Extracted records

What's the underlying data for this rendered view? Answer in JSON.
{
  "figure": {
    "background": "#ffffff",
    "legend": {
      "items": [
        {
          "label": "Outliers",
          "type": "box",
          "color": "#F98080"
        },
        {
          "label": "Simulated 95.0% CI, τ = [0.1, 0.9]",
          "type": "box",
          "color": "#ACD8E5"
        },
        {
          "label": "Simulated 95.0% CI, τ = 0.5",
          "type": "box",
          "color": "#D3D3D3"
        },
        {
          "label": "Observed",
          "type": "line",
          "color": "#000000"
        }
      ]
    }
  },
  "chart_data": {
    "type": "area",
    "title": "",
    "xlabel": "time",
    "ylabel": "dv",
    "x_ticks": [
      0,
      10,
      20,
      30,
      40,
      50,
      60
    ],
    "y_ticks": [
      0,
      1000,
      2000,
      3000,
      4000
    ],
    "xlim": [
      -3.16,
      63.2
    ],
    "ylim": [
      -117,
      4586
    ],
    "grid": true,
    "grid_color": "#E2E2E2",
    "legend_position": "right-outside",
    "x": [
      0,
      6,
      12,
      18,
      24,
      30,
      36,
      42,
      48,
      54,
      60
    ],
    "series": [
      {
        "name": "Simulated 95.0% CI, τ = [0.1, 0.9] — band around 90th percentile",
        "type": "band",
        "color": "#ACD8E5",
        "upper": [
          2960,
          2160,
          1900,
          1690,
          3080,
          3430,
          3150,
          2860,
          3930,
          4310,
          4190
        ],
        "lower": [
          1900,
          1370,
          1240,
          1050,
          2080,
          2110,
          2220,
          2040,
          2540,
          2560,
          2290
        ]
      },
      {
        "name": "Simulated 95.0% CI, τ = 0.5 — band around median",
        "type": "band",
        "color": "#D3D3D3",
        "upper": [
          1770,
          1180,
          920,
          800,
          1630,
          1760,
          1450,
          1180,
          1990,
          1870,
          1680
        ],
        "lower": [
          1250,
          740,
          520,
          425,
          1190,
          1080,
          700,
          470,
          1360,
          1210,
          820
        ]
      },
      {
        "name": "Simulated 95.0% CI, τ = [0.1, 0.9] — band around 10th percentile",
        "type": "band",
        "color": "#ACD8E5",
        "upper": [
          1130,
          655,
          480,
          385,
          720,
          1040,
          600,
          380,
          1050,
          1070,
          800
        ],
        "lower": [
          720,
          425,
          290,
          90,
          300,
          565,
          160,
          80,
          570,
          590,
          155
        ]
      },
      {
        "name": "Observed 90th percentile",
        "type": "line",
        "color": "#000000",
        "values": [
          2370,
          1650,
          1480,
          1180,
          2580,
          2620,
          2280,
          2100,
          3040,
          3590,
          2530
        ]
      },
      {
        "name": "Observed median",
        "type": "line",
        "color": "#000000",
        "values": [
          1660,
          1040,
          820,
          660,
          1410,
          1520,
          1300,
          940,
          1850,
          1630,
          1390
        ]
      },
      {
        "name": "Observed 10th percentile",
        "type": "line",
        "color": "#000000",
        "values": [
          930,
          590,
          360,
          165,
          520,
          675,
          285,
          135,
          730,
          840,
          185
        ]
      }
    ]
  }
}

■ What you need to do
Each entry above needs to be retyped exactly.

■ Task result
What's the underlying data for this rendered view? Answer in JSON.
{
  "figure": {
    "background": "#ffffff",
    "legend": {
      "items": [
        {
          "label": "Outliers",
          "type": "box",
          "color": "#F98080"
        },
        {
          "label": "Simulated 95.0% CI, τ = [0.1, 0.9]",
          "type": "box",
          "color": "#ACD8E5"
        },
        {
          "label": "Simulated 95.0% CI, τ = 0.5",
          "type": "box",
          "color": "#D3D3D3"
        },
        {
          "label": "Observed",
          "type": "line",
          "color": "#000000"
        }
      ]
    }
  },
  "chart_data": {
    "type": "area",
    "title": "",
    "xlabel": "time",
    "ylabel": "dv",
    "x_ticks": [
      0,
      10,
      20,
      30,
      40,
      50,
      60
    ],
    "y_ticks": [
      0,
      1000,
      2000,
      3000,
      4000
    ],
    "xlim": [
      -3.16,
      63.2
    ],
    "ylim": [
      -117,
      4586
    ],
    "grid": true,
    "grid_color": "#E2E2E2",
    "legend_position": "right-outside",
    "x": [
      0,
      6,
      12,
      18,
      24,
      30,
      36,
      42,
      48,
      54,
      60
    ],
    "series": [
      {
        "name": "Simulated 95.0% CI, τ = [0.1, 0.9] — band around 90th percentile",
        "type": "band",
        "color": "#ACD8E5",
        "upper": [
          2960,
          2160,
          1900,
          1690,
          3080,
          3430,
          3150,
          2860,
          3930,
          4310,
          4190
        ],
        "lower": [
          1900,
          1370,
          1240,
          1050,
          2080,
          2110,
          2220,
          2040,
          2540,
          2560,
          2290
        ]
      },
      {
        "name": "Simulated 95.0% CI, τ = 0.5 — band around median",
        "type": "band",
        "color": "#D3D3D3",
        "upper": [
          1770,
          1180,
          920,
          800,
          1630,
          1760,
          1450,
          1180,
          1990,
          1870,
          1680
        ],
        "lower": [
          1250,
          740,
          520,
          425,
          1190,
          1080,
          700,
          470,
          1360,
          1210,
          820
        ]
      },
      {
        "name": "Simulated 95.0% CI, τ = [0.1, 0.9] — band around 10th percentile",
        "type": "band",
        "color": "#ACD8E5",
        "upper": [
          1130,
          655,
          480,
          385,
          720,
          1040,
          600,
          380,
          1050,
          1070,
          800
        ],
        "lower": [
          720,
          425,
          290,
          90,
          300,
          565,
          160,
          80,
          570,
          590,
          155
        ]
      },
      {
        "name": "Observed 90th percentile",
        "type": "line",
        "color": "#000000",
        "values": [
          2370,
          1650,
          1480,
          1180,
          2580,
          2620,
          2280,
          2100,
          3040,
          3590,
          2530
        ]
      },
      {
        "name": "Observed median",
        "type": "line",
        "color": "#000000",
        "values": [
          1660,
          1040,
          820,
          660,
          1410,
          1520,
          1300,
          940,
          1850,
          1630,
          1390
        ]
      },
      {
        "name": "Observed 10th percentile",
        "type": "line",
        "color": "#000000",
        "values": [
          930,
          590,
          360,
          165,
          520,
          675,
          285,
          135,
          730,
          840,
          185
        ]
      }
    ]
  }
}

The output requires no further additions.